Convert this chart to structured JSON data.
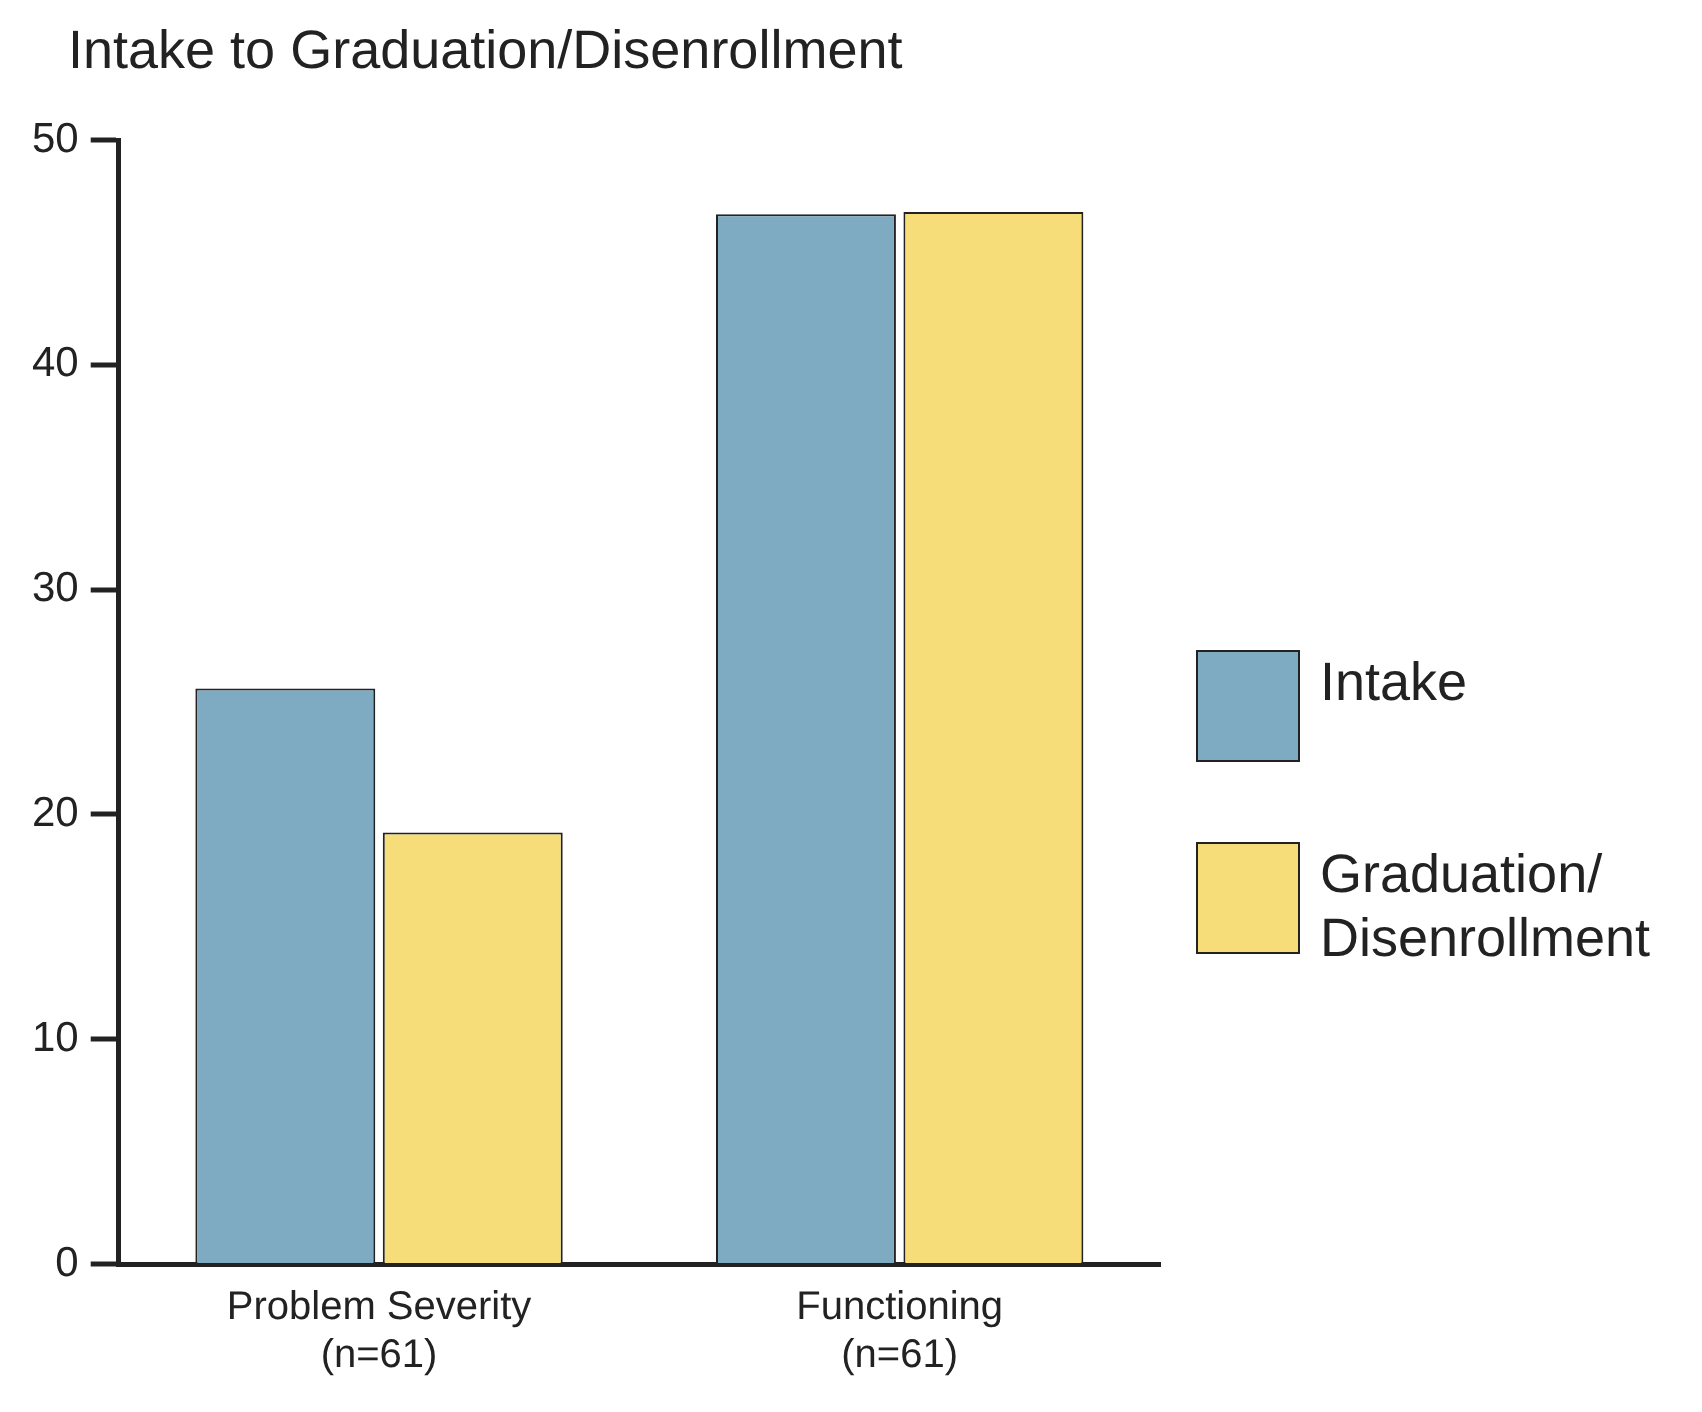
{
  "chart_data": {
    "type": "bar",
    "title": "Intake to Graduation/Disenrollment",
    "categories": [
      "Problem Severity\n(n=61)",
      "Functioning\n(n=61)"
    ],
    "series": [
      {
        "name": "Intake",
        "color": "#7eabc2",
        "values": [
          25.6,
          46.7
        ]
      },
      {
        "name": "Graduation/Disenrollment",
        "color": "#f6dd7a",
        "values": [
          19.2,
          46.8
        ]
      }
    ],
    "ylim": [
      0,
      50
    ],
    "yticks": [
      0,
      10,
      20,
      30,
      40,
      50
    ],
    "grid": false,
    "legend": "right"
  }
}
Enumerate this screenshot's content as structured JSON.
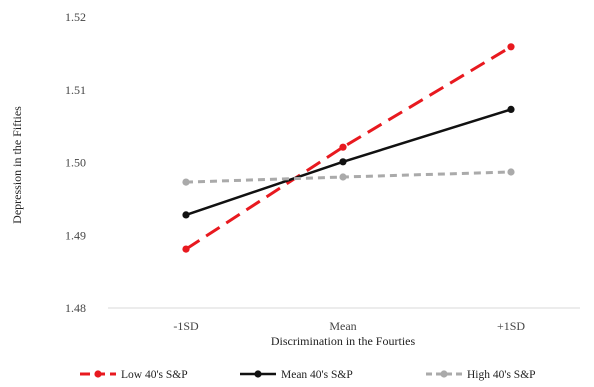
{
  "chart_data": {
    "type": "line",
    "title": "",
    "xlabel": "Discrimination in the Fourties",
    "ylabel": "Depression in the Fifties",
    "categories": [
      "-1SD",
      "Mean",
      "+1SD"
    ],
    "ylim": [
      1.48,
      1.52
    ],
    "yticks": [
      "1.48",
      "1.49",
      "1.50",
      "1.51",
      "1.52"
    ],
    "ytick_values": [
      1.48,
      1.49,
      1.5,
      1.51,
      1.52
    ],
    "grid": false,
    "legend_position": "bottom",
    "series": [
      {
        "name": "Low 40's S&P",
        "values": [
          1.4881,
          1.5021,
          1.5159
        ],
        "color": "#e8191f",
        "dash": "long-dash"
      },
      {
        "name": "Mean 40's S&P",
        "values": [
          1.4928,
          1.5001,
          1.5073
        ],
        "color": "#111111",
        "dash": "solid"
      },
      {
        "name": "High 40's S&P",
        "values": [
          1.4973,
          1.498,
          1.4987
        ],
        "color": "#aaaaaa",
        "dash": "short-dash"
      }
    ]
  }
}
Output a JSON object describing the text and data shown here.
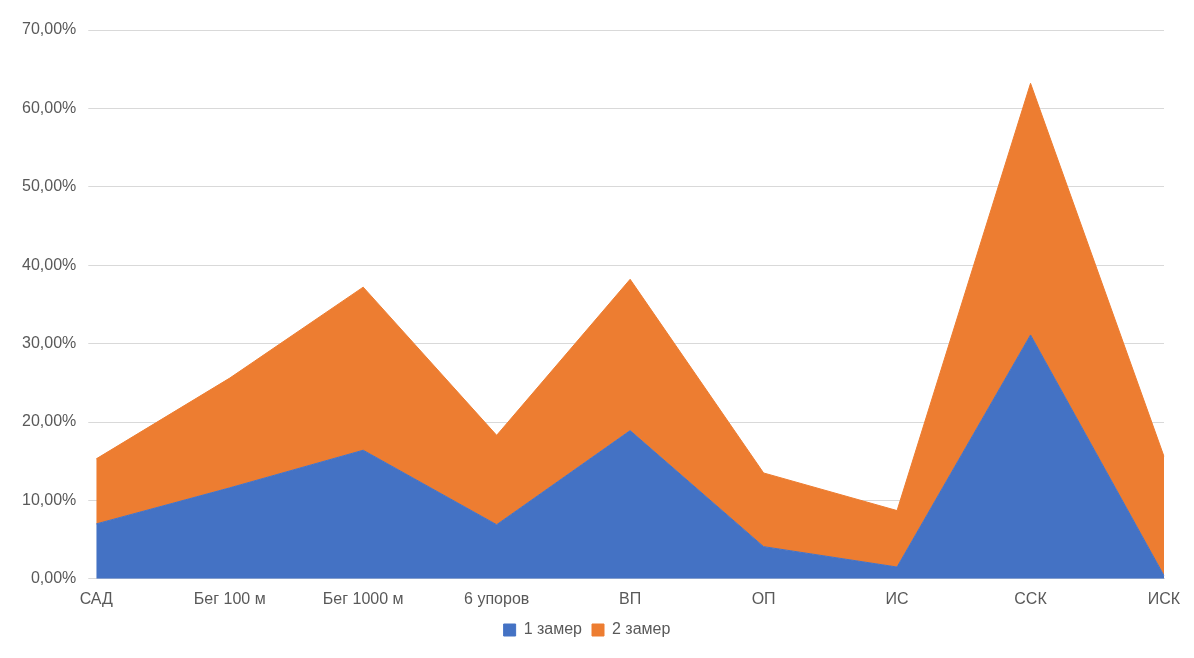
{
  "chart_data": {
    "type": "area",
    "stacked": true,
    "categories": [
      "САД",
      "Бег 100 м",
      "Бег 1000 м",
      "6 упоров",
      "ВП",
      "ОП",
      "ИС",
      "ССК",
      "ИСК"
    ],
    "series": [
      {
        "name": "1 замер",
        "color": "#4472c4",
        "values": [
          7.0,
          11.6,
          16.4,
          6.9,
          18.9,
          4.1,
          1.5,
          31.1,
          0.4
        ]
      },
      {
        "name": "2 замер",
        "color": "#ed7d31",
        "values": [
          8.3,
          14.0,
          20.8,
          11.4,
          19.3,
          9.4,
          7.2,
          32.1,
          15.2
        ]
      }
    ],
    "ylim": [
      0,
      70
    ],
    "yticks": [
      {
        "value": 0,
        "label": "0,00%"
      },
      {
        "value": 10,
        "label": "10,00%"
      },
      {
        "value": 20,
        "label": "20,00%"
      },
      {
        "value": 30,
        "label": "30,00%"
      },
      {
        "value": 40,
        "label": "40,00%"
      },
      {
        "value": 50,
        "label": "50,00%"
      },
      {
        "value": 60,
        "label": "60,00%"
      },
      {
        "value": 70,
        "label": "70,00%"
      }
    ],
    "grid": "y",
    "legend": "bottom",
    "marker": "none"
  }
}
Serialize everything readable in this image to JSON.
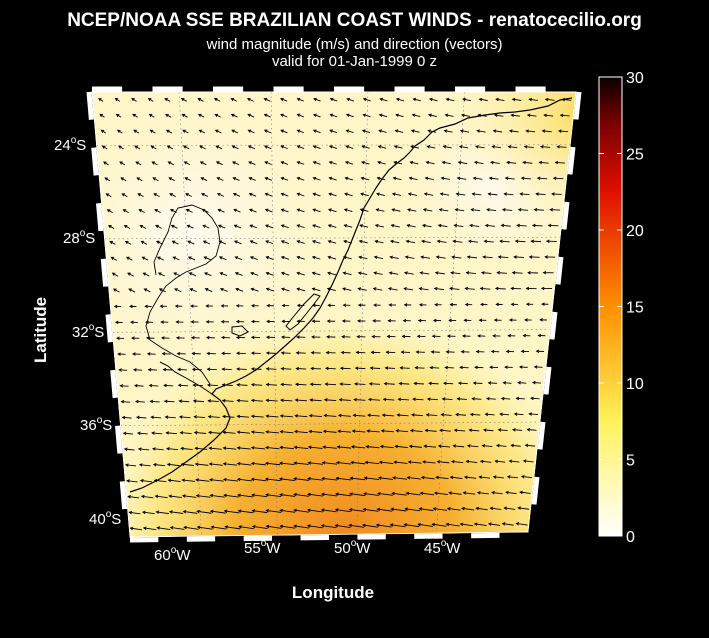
{
  "header": {
    "title": "NCEP/NOAA SSE BRAZILIAN COAST WINDS - renatocecilio.org",
    "subtitle": "wind magnitude (m/s) and direction (vectors)",
    "valid": "valid for 01-Jan-1999  0 z"
  },
  "axes": {
    "xlabel": "Longitude",
    "ylabel": "Latitude",
    "lat_ticks": [
      {
        "deg": "24",
        "hemi": "S"
      },
      {
        "deg": "28",
        "hemi": "S"
      },
      {
        "deg": "32",
        "hemi": "S"
      },
      {
        "deg": "36",
        "hemi": "S"
      },
      {
        "deg": "40",
        "hemi": "S"
      }
    ],
    "lon_ticks": [
      {
        "deg": "60",
        "hemi": "W"
      },
      {
        "deg": "55",
        "hemi": "W"
      },
      {
        "deg": "50",
        "hemi": "W"
      },
      {
        "deg": "45",
        "hemi": "W"
      }
    ]
  },
  "colorbar": {
    "range": [
      0,
      30
    ],
    "ticks": [
      "0",
      "5",
      "10",
      "15",
      "20",
      "25",
      "30"
    ],
    "colormap": "hot-reversed"
  },
  "colors": {
    "background": "#000000",
    "coast": "#000000",
    "vectors": "#000000"
  }
}
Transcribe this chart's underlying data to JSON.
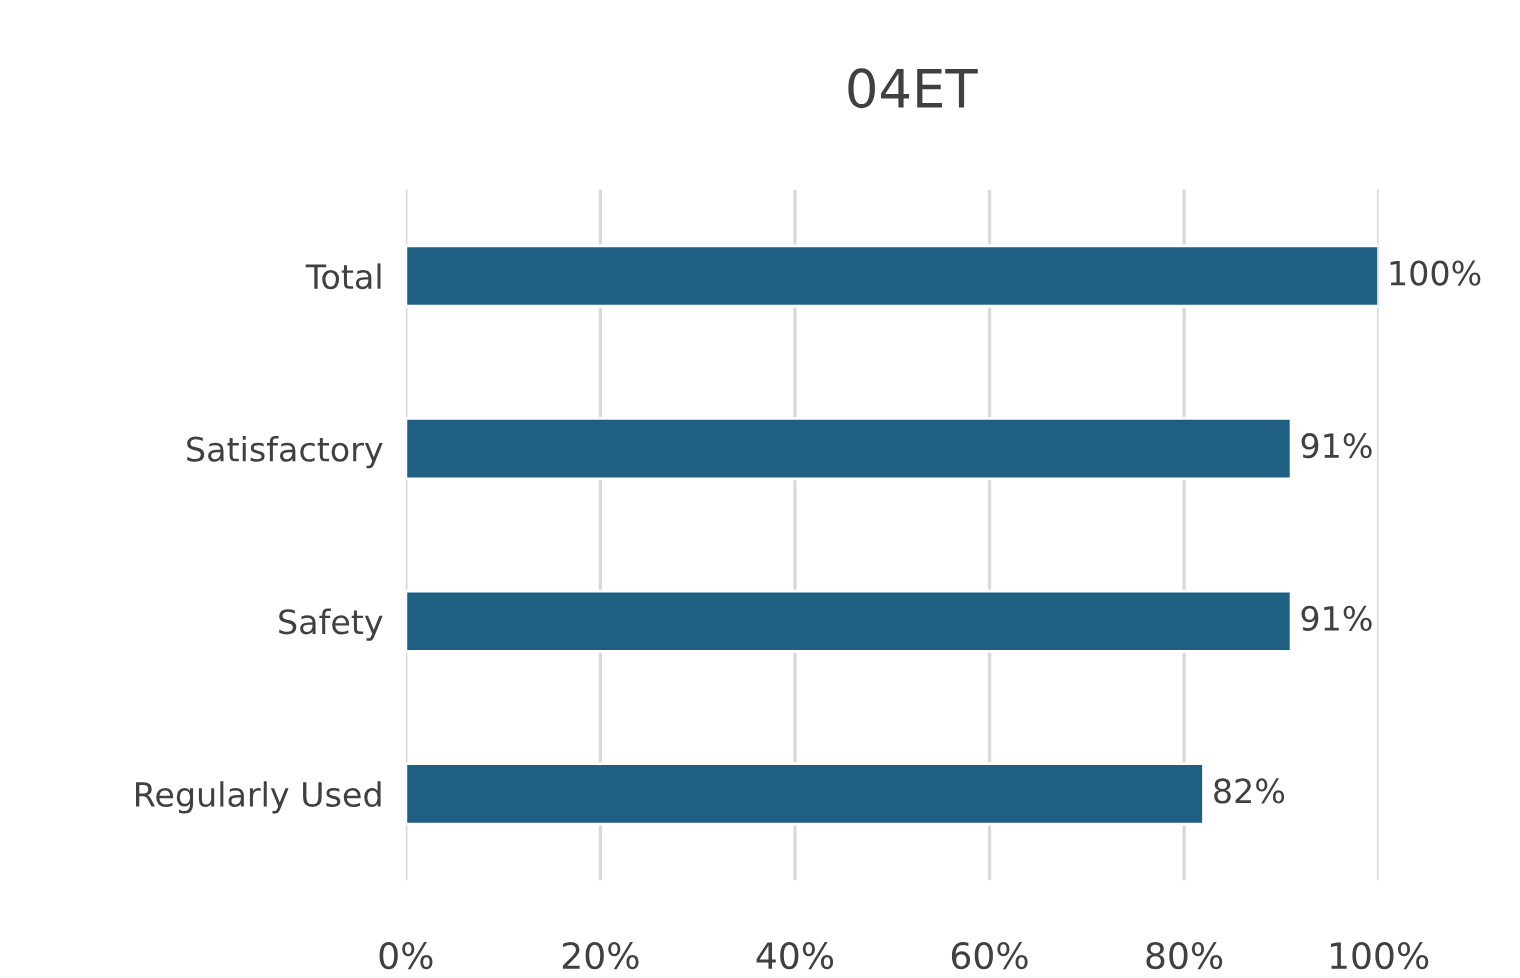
{
  "chart_data": {
    "type": "bar",
    "orientation": "horizontal",
    "title": "04ET",
    "categories": [
      "Total",
      "Satisfactory",
      "Safety",
      "Regularly Used"
    ],
    "values": [
      100,
      91,
      91,
      82
    ],
    "value_labels": [
      "100%",
      "91%",
      "91%",
      "82%"
    ],
    "color": "#1f6082",
    "xlim": [
      0,
      100
    ],
    "xticks": [
      {
        "value": 0,
        "label": "0%"
      },
      {
        "value": 20,
        "label": "20%"
      },
      {
        "value": 40,
        "label": "40%"
      },
      {
        "value": 60,
        "label": "60%"
      },
      {
        "value": 80,
        "label": "80%"
      },
      {
        "value": 100,
        "label": "100%"
      }
    ],
    "grid": "x",
    "legend": false
  }
}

**Your objective**
Pictures are excluded; repeat every record exactly.

**Completed exercise**
Convert this chart to structured JSON data.
{
  "chart_data": {
    "type": "bar",
    "title": "Intake to Graduation/Disenrollment",
    "categories": [
      "Problem Severity\n(n=61)",
      "Functioning\n(n=61)"
    ],
    "series": [
      {
        "name": "Intake",
        "color": "#7eabc2",
        "values": [
          25.6,
          46.7
        ]
      },
      {
        "name": "Graduation/Disenrollment",
        "color": "#f6dd7a",
        "values": [
          19.2,
          46.8
        ]
      }
    ],
    "ylim": [
      0,
      50
    ],
    "yticks": [
      0,
      10,
      20,
      30,
      40,
      50
    ],
    "grid": false,
    "legend": "right"
  }
}
Enumerate this screenshot's content as structured JSON.
{
  "chart_data": {
    "type": "line",
    "title": "",
    "xlabel": "Discrimination in the Fourties",
    "ylabel": "Depression in the Fifties",
    "categories": [
      "-1SD",
      "Mean",
      "+1SD"
    ],
    "ylim": [
      1.48,
      1.52
    ],
    "yticks": [
      "1.48",
      "1.49",
      "1.50",
      "1.51",
      "1.52"
    ],
    "ytick_values": [
      1.48,
      1.49,
      1.5,
      1.51,
      1.52
    ],
    "grid": false,
    "legend_position": "bottom",
    "series": [
      {
        "name": "Low 40's S&P",
        "values": [
          1.4881,
          1.5021,
          1.5159
        ],
        "color": "#e8191f",
        "dash": "long-dash"
      },
      {
        "name": "Mean 40's S&P",
        "values": [
          1.4928,
          1.5001,
          1.5073
        ],
        "color": "#111111",
        "dash": "solid"
      },
      {
        "name": "High 40's S&P",
        "values": [
          1.4973,
          1.498,
          1.4987
        ],
        "color": "#aaaaaa",
        "dash": "short-dash"
      }
    ]
  }
}
Output a JSON object describing the text and data shown here.
{
  "chart_data": {
    "type": "area",
    "stacked": true,
    "categories": [
      "САД",
      "Бег 100 м",
      "Бег 1000 м",
      "6 упоров",
      "ВП",
      "ОП",
      "ИС",
      "ССК",
      "ИСК"
    ],
    "series": [
      {
        "name": "1 замер",
        "color": "#4472c4",
        "values": [
          7.0,
          11.6,
          16.4,
          6.9,
          18.9,
          4.1,
          1.5,
          31.1,
          0.4
        ]
      },
      {
        "name": "2 замер",
        "color": "#ed7d31",
        "values": [
          8.3,
          14.0,
          20.8,
          11.4,
          19.3,
          9.4,
          7.2,
          32.1,
          15.2
        ]
      }
    ],
    "ylim": [
      0,
      70
    ],
    "yticks": [
      {
        "value": 0,
        "label": "0,00%"
      },
      {
        "value": 10,
        "label": "10,00%"
      },
      {
        "value": 20,
        "label": "20,00%"
      },
      {
        "value": 30,
        "label": "30,00%"
      },
      {
        "value": 40,
        "label": "40,00%"
      },
      {
        "value": 50,
        "label": "50,00%"
      },
      {
        "value": 60,
        "label": "60,00%"
      },
      {
        "value": 70,
        "label": "70,00%"
      }
    ],
    "grid": "y",
    "legend": "bottom",
    "marker": "none"
  }
}
Serialize everything readable in this image to JSON.
{
  "header": {
    "title": "NCEP/NOAA SSE BRAZILIAN COAST WINDS - renatocecilio.org",
    "subtitle": "wind magnitude (m/s) and direction (vectors)",
    "valid": "valid for 01-Jan-1999  0 z"
  },
  "axes": {
    "xlabel": "Longitude",
    "ylabel": "Latitude",
    "lat_ticks": [
      {
        "deg": "24",
        "hemi": "S"
      },
      {
        "deg": "28",
        "hemi": "S"
      },
      {
        "deg": "32",
        "hemi": "S"
      },
      {
        "deg": "36",
        "hemi": "S"
      },
      {
        "deg": "40",
        "hemi": "S"
      }
    ],
    "lon_ticks": [
      {
        "deg": "60",
        "hemi": "W"
      },
      {
        "deg": "55",
        "hemi": "W"
      },
      {
        "deg": "50",
        "hemi": "W"
      },
      {
        "deg": "45",
        "hemi": "W"
      }
    ]
  },
  "colorbar": {
    "range": [
      0,
      30
    ],
    "ticks": [
      "0",
      "5",
      "10",
      "15",
      "20",
      "25",
      "30"
    ],
    "colormap": "hot-reversed"
  },
  "colors": {
    "background": "#000000",
    "coast": "#000000",
    "vectors": "#000000"
  }
}
Transcribe this chart's underlying data to JSON.
{
  "chart_data": {
    "type": "bar",
    "orientation": "horizontal",
    "title": "04ET",
    "categories": [
      "Total",
      "Satisfactory",
      "Safety",
      "Regularly Used"
    ],
    "values": [
      100,
      91,
      91,
      82
    ],
    "value_labels": [
      "100%",
      "91%",
      "91%",
      "82%"
    ],
    "color": "#1f6082",
    "xlim": [
      0,
      100
    ],
    "xticks": [
      {
        "value": 0,
        "label": "0%"
      },
      {
        "value": 20,
        "label": "20%"
      },
      {
        "value": 40,
        "label": "40%"
      },
      {
        "value": 60,
        "label": "60%"
      },
      {
        "value": 80,
        "label": "80%"
      },
      {
        "value": 100,
        "label": "100%"
      }
    ],
    "grid": "x",
    "legend": false
  }
}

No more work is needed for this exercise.